§ AIM OF THE TASK
Restate every line of the material, word for word.

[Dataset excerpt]
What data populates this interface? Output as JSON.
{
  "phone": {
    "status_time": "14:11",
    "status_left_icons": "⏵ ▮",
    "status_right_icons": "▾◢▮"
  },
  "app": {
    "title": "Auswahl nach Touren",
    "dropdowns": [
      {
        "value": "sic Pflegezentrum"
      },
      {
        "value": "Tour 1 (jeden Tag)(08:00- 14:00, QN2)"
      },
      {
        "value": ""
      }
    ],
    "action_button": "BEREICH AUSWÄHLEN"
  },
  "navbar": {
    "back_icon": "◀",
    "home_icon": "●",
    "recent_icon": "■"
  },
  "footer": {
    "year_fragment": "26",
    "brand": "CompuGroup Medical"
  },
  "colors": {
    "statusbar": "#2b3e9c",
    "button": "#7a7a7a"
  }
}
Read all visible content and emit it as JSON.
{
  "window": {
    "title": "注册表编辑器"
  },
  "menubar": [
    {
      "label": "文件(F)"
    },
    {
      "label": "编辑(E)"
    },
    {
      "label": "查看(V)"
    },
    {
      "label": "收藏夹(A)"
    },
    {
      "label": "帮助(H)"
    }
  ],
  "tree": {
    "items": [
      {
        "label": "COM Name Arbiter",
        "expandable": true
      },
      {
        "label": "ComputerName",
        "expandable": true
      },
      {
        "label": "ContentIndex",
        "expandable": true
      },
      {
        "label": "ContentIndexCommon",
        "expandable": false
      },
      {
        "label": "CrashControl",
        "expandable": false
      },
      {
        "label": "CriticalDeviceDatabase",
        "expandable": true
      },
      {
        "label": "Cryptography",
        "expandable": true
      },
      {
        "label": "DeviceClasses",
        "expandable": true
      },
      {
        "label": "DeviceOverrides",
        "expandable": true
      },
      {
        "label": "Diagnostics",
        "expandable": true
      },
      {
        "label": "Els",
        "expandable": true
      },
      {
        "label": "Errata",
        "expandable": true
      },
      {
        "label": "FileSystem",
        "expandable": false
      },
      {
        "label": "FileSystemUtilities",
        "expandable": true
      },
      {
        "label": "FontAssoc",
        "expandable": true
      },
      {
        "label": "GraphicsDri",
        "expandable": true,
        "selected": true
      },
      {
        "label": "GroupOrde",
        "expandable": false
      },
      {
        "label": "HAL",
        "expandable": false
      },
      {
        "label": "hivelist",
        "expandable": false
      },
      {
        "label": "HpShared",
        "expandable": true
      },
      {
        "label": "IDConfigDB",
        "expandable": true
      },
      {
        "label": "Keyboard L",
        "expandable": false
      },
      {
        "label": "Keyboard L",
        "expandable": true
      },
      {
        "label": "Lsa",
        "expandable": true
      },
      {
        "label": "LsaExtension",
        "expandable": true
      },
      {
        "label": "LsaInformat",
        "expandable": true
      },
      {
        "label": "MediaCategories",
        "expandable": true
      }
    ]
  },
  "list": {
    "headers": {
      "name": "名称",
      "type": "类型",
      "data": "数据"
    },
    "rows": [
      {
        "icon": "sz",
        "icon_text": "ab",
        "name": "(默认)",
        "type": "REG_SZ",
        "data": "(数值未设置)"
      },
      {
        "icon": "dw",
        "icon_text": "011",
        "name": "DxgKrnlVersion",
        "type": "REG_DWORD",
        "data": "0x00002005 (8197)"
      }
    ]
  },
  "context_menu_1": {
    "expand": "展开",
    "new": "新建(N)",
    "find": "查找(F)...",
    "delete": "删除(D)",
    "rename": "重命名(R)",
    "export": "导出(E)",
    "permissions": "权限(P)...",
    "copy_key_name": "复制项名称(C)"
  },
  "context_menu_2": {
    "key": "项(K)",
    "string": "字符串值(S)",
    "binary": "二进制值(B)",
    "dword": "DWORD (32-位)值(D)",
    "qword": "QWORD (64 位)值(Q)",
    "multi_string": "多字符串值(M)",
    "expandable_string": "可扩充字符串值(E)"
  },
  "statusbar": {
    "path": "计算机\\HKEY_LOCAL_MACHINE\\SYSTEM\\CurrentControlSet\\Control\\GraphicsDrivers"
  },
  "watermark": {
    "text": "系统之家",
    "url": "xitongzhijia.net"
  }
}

§ ANSWER TO THE EXERCISE
What data populates this interface? Output as JSON.
{
  "phone": {
    "status_time": "14:11",
    "status_left_icons": "⏵ ▮",
    "status_right_icons": "▾◢▮"
  },
  "app": {
    "title": "Auswahl nach Touren",
    "dropdowns": [
      {
        "value": "sic Pflegezentrum"
      },
      {
        "value": "Tour 1 (jeden Tag)(08:00- 14:00, QN2)"
      },
      {
        "value": ""
      }
    ],
    "action_button": "BEREICH AUSWÄHLEN"
  },
  "navbar": {
    "back_icon": "◀",
    "home_icon": "●",
    "recent_icon": "■"
  },
  "footer": {
    "year_fragment": "26",
    "brand": "CompuGroup Medical"
  },
  "colors": {
    "statusbar": "#2b3e9c",
    "button": "#7a7a7a"
  }
}
Read all visible content and emit it as JSON.
{
  "window": {
    "title": "注册表编辑器"
  },
  "menubar": [
    {
      "label": "文件(F)"
    },
    {
      "label": "编辑(E)"
    },
    {
      "label": "查看(V)"
    },
    {
      "label": "收藏夹(A)"
    },
    {
      "label": "帮助(H)"
    }
  ],
  "tree": {
    "items": [
      {
        "label": "COM Name Arbiter",
        "expandable": true
      },
      {
        "label": "ComputerName",
        "expandable": true
      },
      {
        "label": "ContentIndex",
        "expandable": true
      },
      {
        "label": "ContentIndexCommon",
        "expandable": false
      },
      {
        "label": "CrashControl",
        "expandable": false
      },
      {
        "label": "CriticalDeviceDatabase",
        "expandable": true
      },
      {
        "label": "Cryptography",
        "expandable": true
      },
      {
        "label": "DeviceClasses",
        "expandable": true
      },
      {
        "label": "DeviceOverrides",
        "expandable": true
      },
      {
        "label": "Diagnostics",
        "expandable": true
      },
      {
        "label": "Els",
        "expandable": true
      },
      {
        "label": "Errata",
        "expandable": true
      },
      {
        "label": "FileSystem",
        "expandable": false
      },
      {
        "label": "FileSystemUtilities",
        "expandable": true
      },
      {
        "label": "FontAssoc",
        "expandable": true
      },
      {
        "label": "GraphicsDri",
        "expandable": true,
        "selected": true
      },
      {
        "label": "GroupOrde",
        "expandable": false
      },
      {
        "label": "HAL",
        "expandable": false
      },
      {
        "label": "hivelist",
        "expandable": false
      },
      {
        "label": "HpShared",
        "expandable": true
      },
      {
        "label": "IDConfigDB",
        "expandable": true
      },
      {
        "label": "Keyboard L",
        "expandable": false
      },
      {
        "label": "Keyboard L",
        "expandable": true
      },
      {
        "label": "Lsa",
        "expandable": true
      },
      {
        "label": "LsaExtension",
        "expandable": true
      },
      {
        "label": "LsaInformat",
        "expandable": true
      },
      {
        "label": "MediaCategories",
        "expandable": true
      }
    ]
  },
  "list": {
    "headers": {
      "name": "名称",
      "type": "类型",
      "data": "数据"
    },
    "rows": [
      {
        "icon": "sz",
        "icon_text": "ab",
        "name": "(默认)",
        "type": "REG_SZ",
        "data": "(数值未设置)"
      },
      {
        "icon": "dw",
        "icon_text": "011",
        "name": "DxgKrnlVersion",
        "type": "REG_DWORD",
        "data": "0x00002005 (8197)"
      }
    ]
  },
  "context_menu_1": {
    "expand": "展开",
    "new": "新建(N)",
    "find": "查找(F)...",
    "delete": "删除(D)",
    "rename": "重命名(R)",
    "export": "导出(E)",
    "permissions": "权限(P)...",
    "copy_key_name": "复制项名称(C)"
  },
  "context_menu_2": {
    "key": "项(K)",
    "string": "字符串值(S)",
    "binary": "二进制值(B)",
    "dword": "DWORD (32-位)值(D)",
    "qword": "QWORD (64 位)值(Q)",
    "multi_string": "多字符串值(M)",
    "expandable_string": "可扩充字符串值(E)"
  },
  "statusbar": {
    "path": "计算机\\HKEY_LOCAL_MACHINE\\SYSTEM\\CurrentControlSet\\Control\\GraphicsDrivers"
  },
  "watermark": {
    "text": "系统之家",
    "url": "xitongzhijia.net"
  }
}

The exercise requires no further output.